# [Provided text]
--- Begin ---
The improvement is largely owing to the exceptionally strong growth in
steel demand in China. WSA economics committee chairperson Daniel
Novegil says that the global recovery is stronger than the decrease of
–14,1% predicted in April.
“According to our current forecast, China will rebound 19% in 2009, and
5% in 2010. Emerging economies will slow down 17% in 2009, to grow to
12% in 2010. Apparent steel use in developed economies, which
contracted by 34% in 2009, will rebound by 15% in 2010. Therefore, the
WSA forecasts growth for global steel in 2010,” he says.
However, Novegil adds that the growth is expected to be moderate. The
emerging economies, especially China, will be the critical factor in
driving world steel demand in the near future, as was the case before
the financial crisis.
“While the state of the global economy has improved, uncertainties and
concerns regarding the resilience of the recovery still remain with the
possibility of premature reduction in government stimulus actions. This
uncertainty particularly exists for the Chinese economy in 2010, whose
fast recovery in 2009 was largely enabled by such strong government
sti- mulus policies,” he asserts.
China’s apparent steel use in 2009 is expected to increase by 18,8% to
reach 526-million tons. China is expected to account for 47,7% of world
steel apparent use and, exclu- ding China, potential world steel demand
would have fallen by –24,4%.
India also remained relatively resilient to the global crisis and
apparent steel use is expected to grow by 8,9% and 12,1%, in 2009 and
2010 respectively.
Novegil notes that the North American Free Trade Agree- ment (Nafta)
region is expected to show a –35,8% decline in apparent steel use in
2009, and a positive 17,1% growth in 2010. Apparent steel demand in the
US is likely to fall by –38,7%, to 60-million tons, in 2009 after
falling by –8,2% in 2008. It should recover to 72- million tons in 2010
with a growth rate of 18,8%.
--- End ---
# [Record set]
--- Begin ---
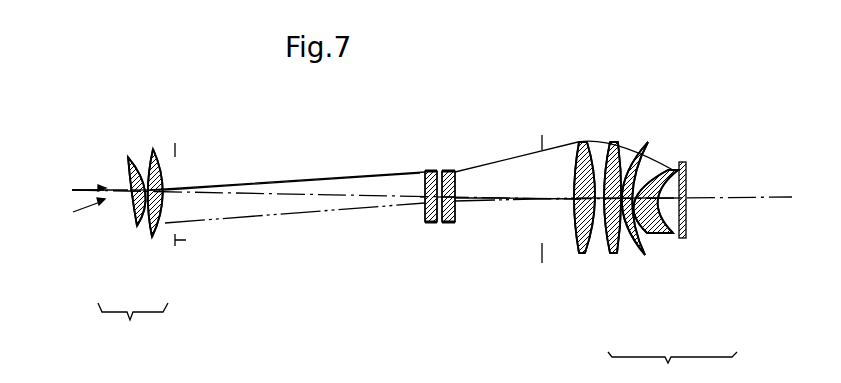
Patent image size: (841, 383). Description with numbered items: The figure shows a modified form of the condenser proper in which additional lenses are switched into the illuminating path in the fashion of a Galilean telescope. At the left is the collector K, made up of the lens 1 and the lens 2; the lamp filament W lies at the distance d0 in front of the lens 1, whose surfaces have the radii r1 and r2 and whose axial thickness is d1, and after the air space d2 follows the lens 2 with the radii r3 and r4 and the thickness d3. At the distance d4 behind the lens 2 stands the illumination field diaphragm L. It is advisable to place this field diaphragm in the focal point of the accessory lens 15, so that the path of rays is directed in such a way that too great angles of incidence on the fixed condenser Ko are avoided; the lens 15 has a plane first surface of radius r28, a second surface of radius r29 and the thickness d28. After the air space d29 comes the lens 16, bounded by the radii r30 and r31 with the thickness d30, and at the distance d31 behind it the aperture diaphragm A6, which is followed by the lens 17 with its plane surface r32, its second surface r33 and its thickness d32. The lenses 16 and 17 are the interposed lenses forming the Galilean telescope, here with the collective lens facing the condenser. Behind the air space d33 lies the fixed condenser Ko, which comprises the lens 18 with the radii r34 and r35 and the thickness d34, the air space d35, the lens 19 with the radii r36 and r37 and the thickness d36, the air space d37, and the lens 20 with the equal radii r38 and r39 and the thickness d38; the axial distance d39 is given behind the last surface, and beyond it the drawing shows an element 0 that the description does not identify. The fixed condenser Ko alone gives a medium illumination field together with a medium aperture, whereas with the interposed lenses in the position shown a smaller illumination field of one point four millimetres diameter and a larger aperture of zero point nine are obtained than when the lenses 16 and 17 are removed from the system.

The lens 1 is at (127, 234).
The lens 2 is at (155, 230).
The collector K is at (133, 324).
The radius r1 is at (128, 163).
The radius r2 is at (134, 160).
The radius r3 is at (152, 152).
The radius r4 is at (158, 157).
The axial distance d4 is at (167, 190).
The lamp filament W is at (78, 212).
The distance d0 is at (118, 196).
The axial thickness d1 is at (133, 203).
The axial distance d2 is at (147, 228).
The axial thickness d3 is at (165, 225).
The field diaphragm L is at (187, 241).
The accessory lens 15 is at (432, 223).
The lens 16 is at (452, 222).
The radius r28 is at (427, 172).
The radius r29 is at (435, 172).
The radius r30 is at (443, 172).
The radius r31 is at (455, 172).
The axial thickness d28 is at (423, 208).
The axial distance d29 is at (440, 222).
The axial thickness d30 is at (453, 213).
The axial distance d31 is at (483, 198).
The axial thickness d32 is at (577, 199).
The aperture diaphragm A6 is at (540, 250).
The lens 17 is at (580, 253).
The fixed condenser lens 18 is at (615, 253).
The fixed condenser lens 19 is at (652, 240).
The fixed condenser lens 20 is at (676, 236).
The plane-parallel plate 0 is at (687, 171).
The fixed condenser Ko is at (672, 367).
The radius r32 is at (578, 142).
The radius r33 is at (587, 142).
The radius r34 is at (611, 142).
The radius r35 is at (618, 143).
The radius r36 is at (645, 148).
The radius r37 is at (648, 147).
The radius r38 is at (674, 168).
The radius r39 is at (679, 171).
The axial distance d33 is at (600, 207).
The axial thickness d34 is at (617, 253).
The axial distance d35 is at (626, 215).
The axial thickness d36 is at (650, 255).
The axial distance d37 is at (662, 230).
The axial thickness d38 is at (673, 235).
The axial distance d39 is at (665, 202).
--- End ---
# [Short exercise]
Transcribe the stretch of the steel demand article from "China’s apparent steel" through "2010 respectively.".

# [Answer to this problem]
China’s apparent steel use in 2009 is expected to increase by 18,8% to
reach 526-million tons. China is expected to account for 47,7% of world
steel apparent use and, exclu- ding China, potential world steel demand
would have fallen by –24,4%.
India also remained relatively resilient to the global crisis and
apparent steel use is expected to grow by 8,9% and 12,1%, in 2009 and
2010 respectively.